Texte à lire ▸
Chart 1: Autos and Parts An Important Part of Trade, Especially in Ontario

Le 23 mai, le département du Commerce des États-Unis a ouvert, en vertu de l’article 232, une enquête sur les importations de véhicules automobiles et de pièces. Cet article avait aussi été invoqué pour justifier les droits de douane imposés récemment sur l’acier et l’aluminium pour des raisons de sécurité nationale (voir le commentaire). La présente analyse porte sur un scénario dans lequel les résultats de l’enquête permettent aux États-Unis de justifier, pour les véhicules automobiles et leurs pièces, l’imposition de droits semblables à ceux sur l’acier et l’aluminium. Étant donné l’importance du secteur automobile pour le Canada (qui représente près du cinquième des échanges bilatéraux de biens en 2017), en particulier pour l’Ontario (environ 40 % des exportations), ce scénario est manifestement défavorable. En 2019, la croissance nationale annuelle diminuerait d’un demi-point de pourcentage. Supportant le poids de l’impact, l’Ontario serait plus durement touché. Cette situation laisserait aussi des cicatrices, les investissements des entreprises étant réduits de façon permanente, et freinerait la capacité économique du Canada à long terme. L’ampleur de ces répercussions témoigne des enjeux de taille auxquels font face les négociateurs du secteur commercial canadien.

Situation actuelle

Le président Trump a souvent exprimé son aversion pour les importations de véhicules automobiles. Il est passé de la parole aux actes le 23 mai en demandant au département du Commerce d’ouvrir une enquête sur les importations de véhicules automobiles et de pièces pour des raisons de sécurité nationale. Le Département doit présenter ses résultats et ses recommandations en février 2019, mais pourrait le faire plus tôt. Le président aura alors 90 jours pour rendre sa décision, sans être tenu de mettre les recommandations en œuvre d’une quelconque manière.1

Le secteur automobile occupe une place importante dans l’économie canadienne

Le secteur automobile contribue fortement à l’économie du Canada et, en particulier, à celle de l’Ontario. Les exportations de véhicules automobiles et de pièces représentaient près du cinquième des exportations en 2017 (graphique 1), la part étant environ deux fois plus élevée pour l’Ontario. Le secteur automobile est bien intégré en Amérique du Nord, notamment en raison des échanges bilatéraux importants de véhicules finis et de pièces avec les États-Unis. Somme toute, l’imposition de droits de douane toucherait des exportations évaluées à 74 milliards de dollars canadiens (près de 4 % du PIB canadien), et les effets se répercuteraient sans doute sur des importations de véhicules automobiles et de pièces totalisant environ 45 milliards de dollars canadiens. Une liste des produits ciblés, selon l’annonce de l’enquête par le département du Commerce des États-Unis, figure en annexe.2

Principales hypothèses

L’analyse tient compte de droits de douane de 10 % sur les pièces et moteurs d’automobiles et de 25 % sur les véhicules automobiles. Cette hypothèse s’appuie sur la « logique » rudimentaire d’imposer des droits de douane plus élevés sur la catégorie de biens fournissant une plus grande valeur ajoutée et, dans une certaine mesure, de réduire au minimum les perturbations dans la chaîne d’approvisionnement américaine. On obtient ainsi un taux de droits de douane pondéré de 21 % sur les exportations canadiennes de véhicules automobiles et de pièces vers les États-Unis, ce qui correspond à des droits de 2,9 % sur l’ensemble des exportations.3 Comme il l’a fait pour l’acier et l’aluminium, le Canada ripostera sans doute en imposant des droits équivalents sur une valeur égale de biens importés des États-Unis. Le taux réel pondéré des droits de douane sur les importations serait donc de 5,4 %.4 L’imposition de droits devrait entrer en vigueur le 1er juillet 2019. Comme pour l’acier et l’aluminium, le président devrait se prononcer sur les résultats de l’enquête du département du Commerce en mars 2019, en accordant une exemption initiale qui viendra ultimement à échéance.

Consigne ▸ Rédigez la suite de l’analyse sur les éventuels droits de douane américains visant l’automobile, en commençant juste après sa dernière phrase.

Extrait de source ▸
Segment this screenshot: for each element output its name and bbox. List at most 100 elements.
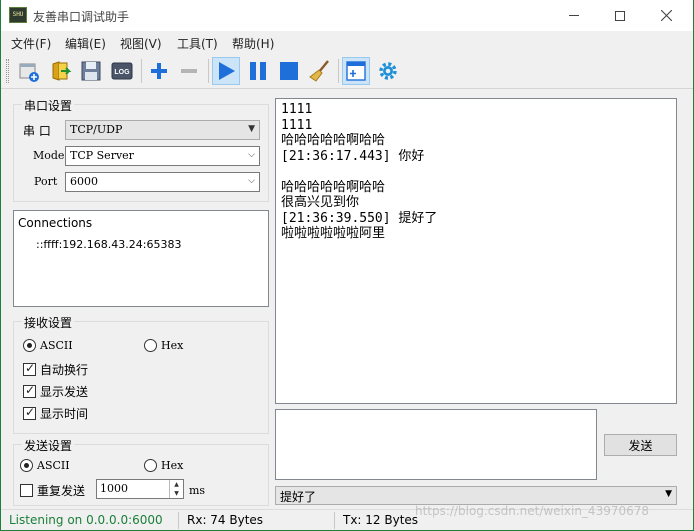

Résultat ci-dessous ▸
L’analyse laisse entrevoir un recul économique modeste concentré en Ontario

Le scénario comporte deux chocs importants et simultanés. Le premier correspond aux répercussions directes des droits de douane, qui sont simulées comme un choc sur les prix à l’exportation et à l’importation. Ce choc résulterait dans un changement permanent des prix. Les dépenses aux États-Unis devraient réagir conformément à l’élasticité historique, ce qui créerait un choc négatif sur la demande pour les produits canadiens. Le deuxième choc est lié aux répercussions sur la confiance, qui influent négativement sur les marchés boursiers, le moral des consommateurs et, surtout, la confiance des entreprises et leurs projets d’investissement.

Chart 2: Significant Negative Impacts From Auto and Parts Tariffs

Les résultats sont étonnants. Les conséquences de la première phase seraient relativement modestes et réduiraient la production économique d’environ 0,4 % par rapport à ce qu’elle aurait été autrement, le choc maximal étant atteint après presque quatre trimestres. Le terrain perdu serait rattrapé dans un délai d’environ deux ans. Mais si l’on inclut les effets sur la confiance, les conséquences seraient beaucoup plus désastreuses. Le choc maximal sur la production serait d’environ 1,2 % et serait également atteint après environ quatre trimestres. Cette perte de production avoisinerait les 25 milliards de dollars indexés de 2007 (c.-à-d. en termes réels). De plus, comme les investissements seraient fortement réduits, une partie de la production perdue ne serait jamais récupérée. En raison de cette « cicatrice » (ou choc négatif sur l’offre), le niveau de production demeurerait constamment inférieur de 0,2 point de pourcentage par rapport au statu quo ou au scénario de base (graphique 2).

Concrètement, la croissance du PIB stagnerait pendant un semestre pour s’établir à -0,7 % et à -0,1 % d’un trimestre à l’autre (taux annualisés) aux troisième et quatrième trimestres de 2019, respectivement. La croissance serait donc réduite de près d’un demi-point de pourcentage en 2019. Les pertes d’emploi seraient énormes, soit environ 160 000 postes nets par rapport au statu quo. Presque toutes ces pertes seraient enregistrées en Ontario.

Pour mettre les choses en perspective, 1,7 million de Canadiens travaillaient dans le secteur manufacturier en 2017, dont 771 000 en Ontario. Ce choc pourrait donc causer la perte de près d’un emploi sur dix dans ce secteur, ou d’un emploi sur cinq en Ontario. Il s’agirait en fait d’un scénario semblable à celui des pertes d’emploi subies entre 2008 et 2010, qui n’ont pas encore été récupérées.5 Un tel choc serait suffisant pour annuler tous les gains d’emploi (dans l’ensemble des secteurs) enregistrés en Ontario au cours des deux dernières années.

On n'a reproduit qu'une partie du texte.